* **WHAT TO WORK ON**
Repeat the material below word for word and leave out all pictures.

***** RECORDS FOR THE TASK

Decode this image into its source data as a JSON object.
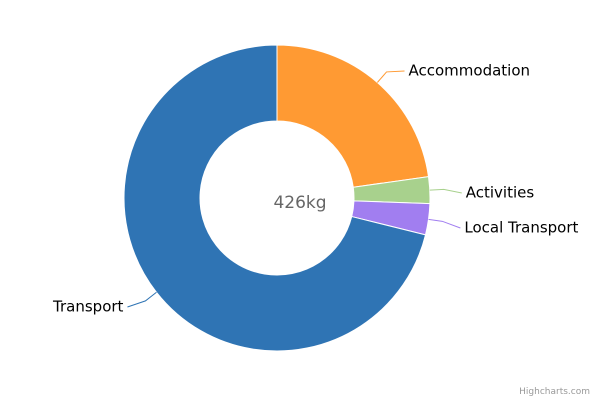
{
  "chart_data": {
    "type": "donut",
    "center_label": "426kg",
    "categories": [
      "Accommodation",
      "Activities",
      "Local Transport",
      "Transport"
    ],
    "values": [
      97,
      12,
      14,
      303
    ],
    "colors": [
      "#ff9a33",
      "#a8d18d",
      "#a17ef0",
      "#2f74b4"
    ],
    "credits": "Highcharts.com"
  }
}
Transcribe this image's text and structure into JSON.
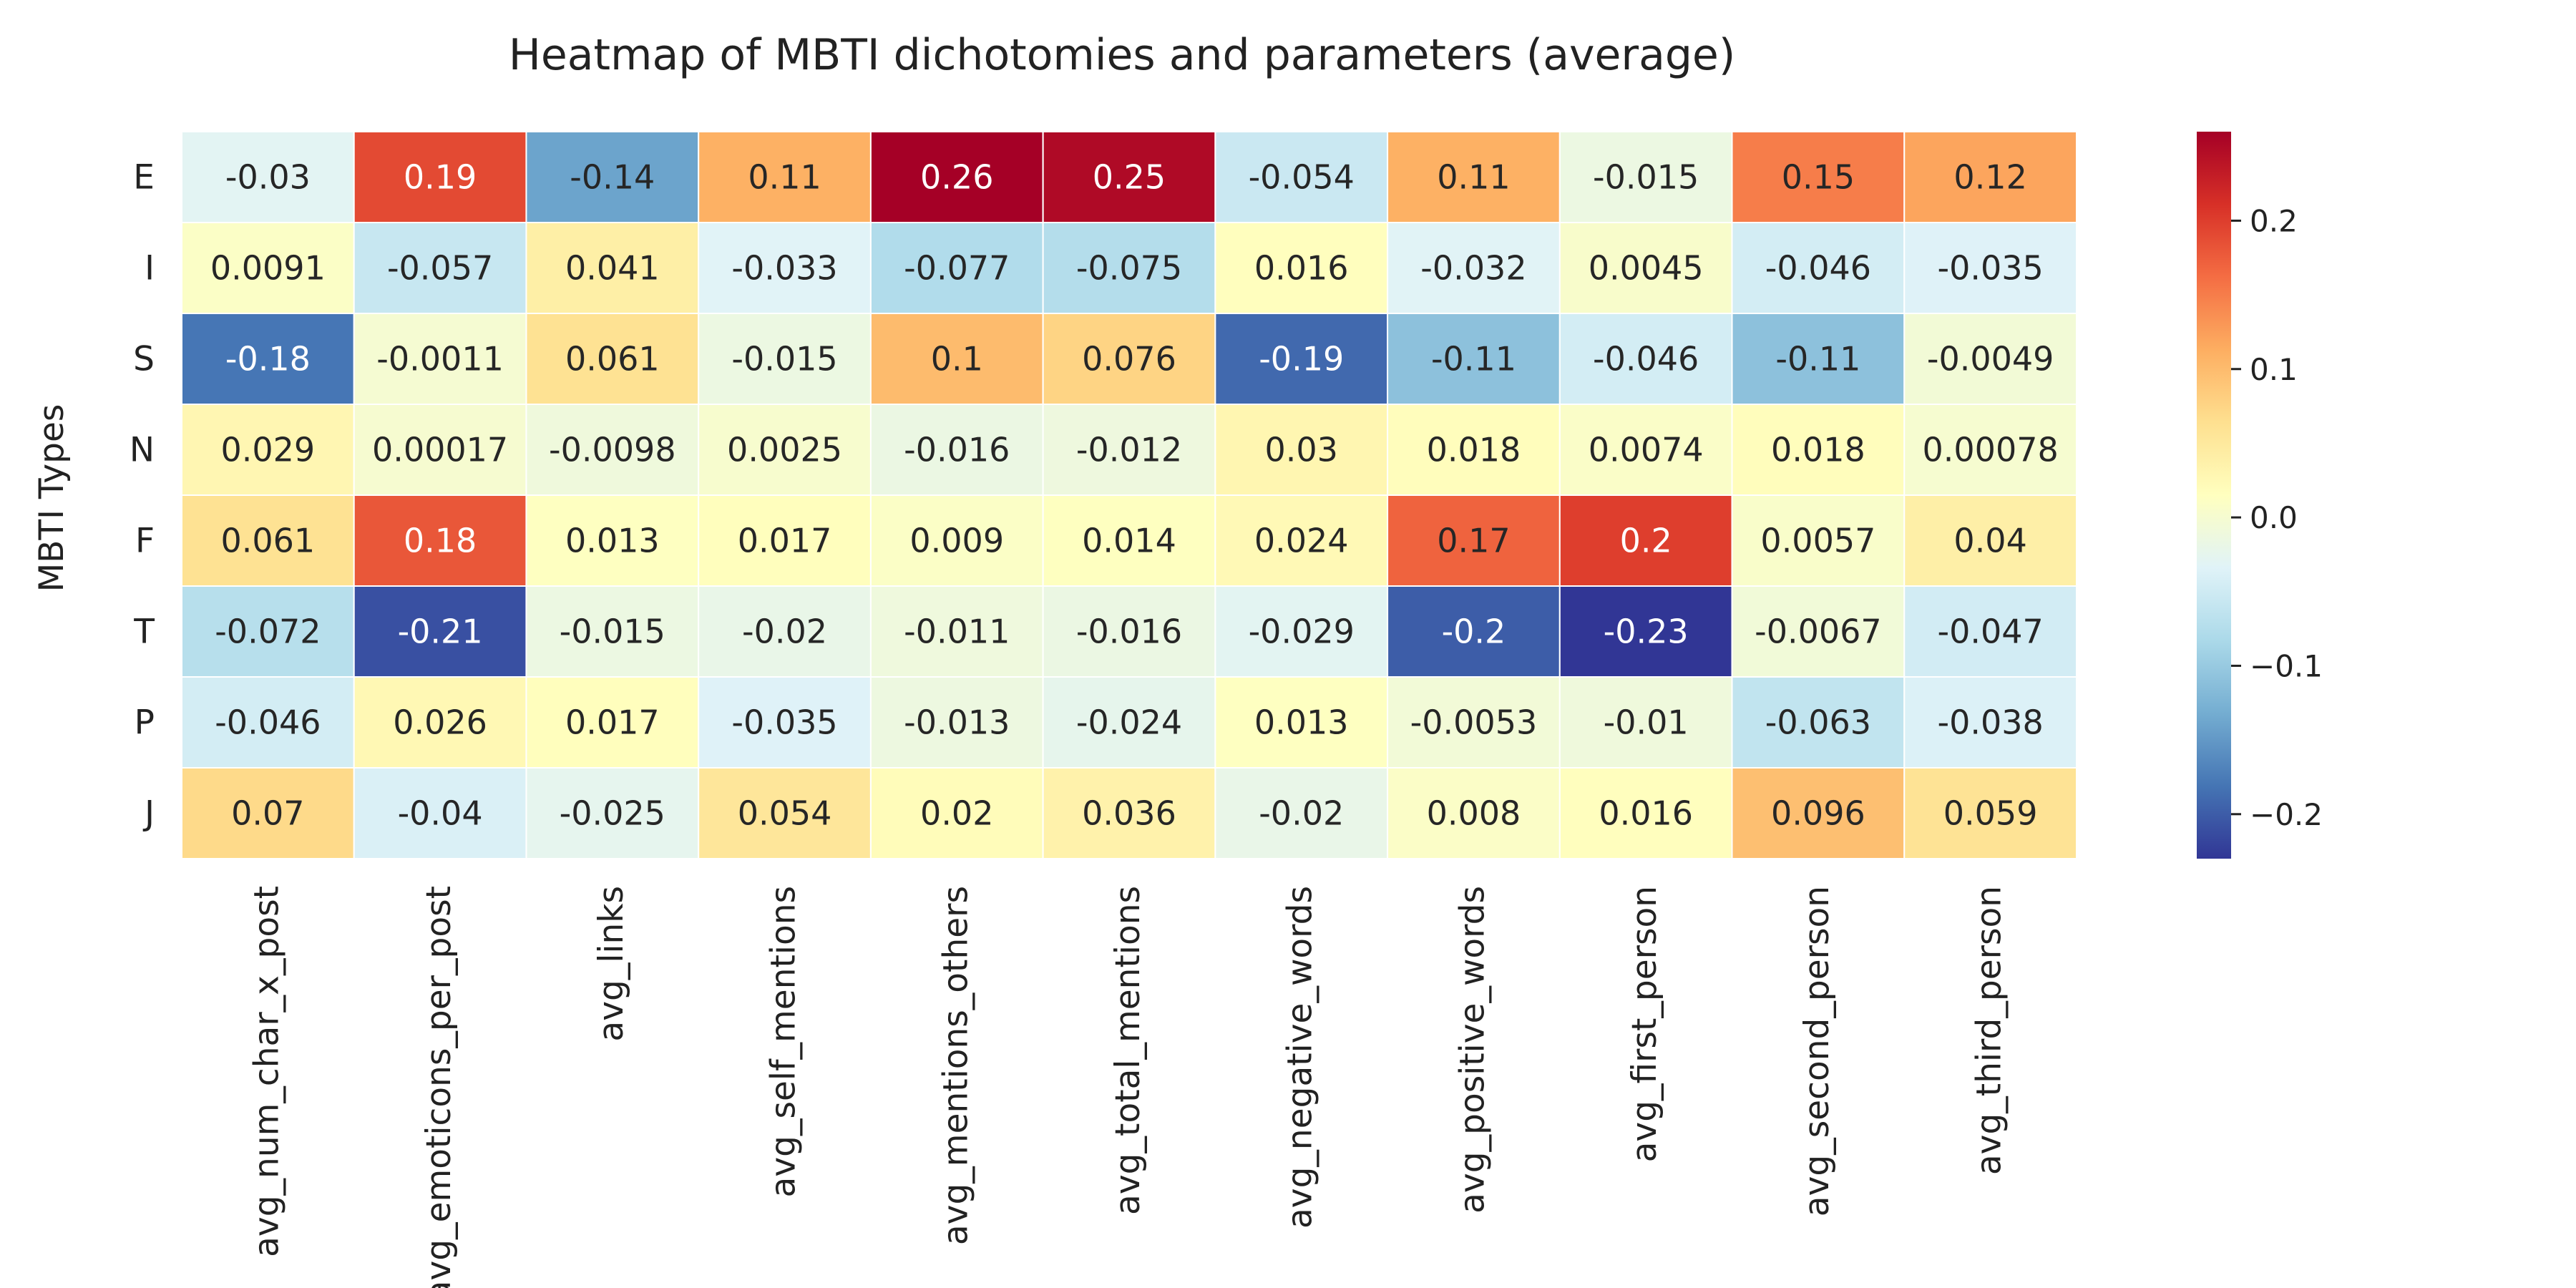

**********

* **TASK OUTPUT**
Decode this image into its source data as a JSON object.
{
  "chart_data": {
    "type": "donut",
    "center_label": "426kg",
    "categories": [
      "Accommodation",
      "Activities",
      "Local Transport",
      "Transport"
    ],
    "values": [
      97,
      12,
      14,
      303
    ],
    "colors": [
      "#ff9a33",
      "#a8d18d",
      "#a17ef0",
      "#2f74b4"
    ],
    "credits": "Highcharts.com"
  }
}
Transcribe this image's text and structure into JSON.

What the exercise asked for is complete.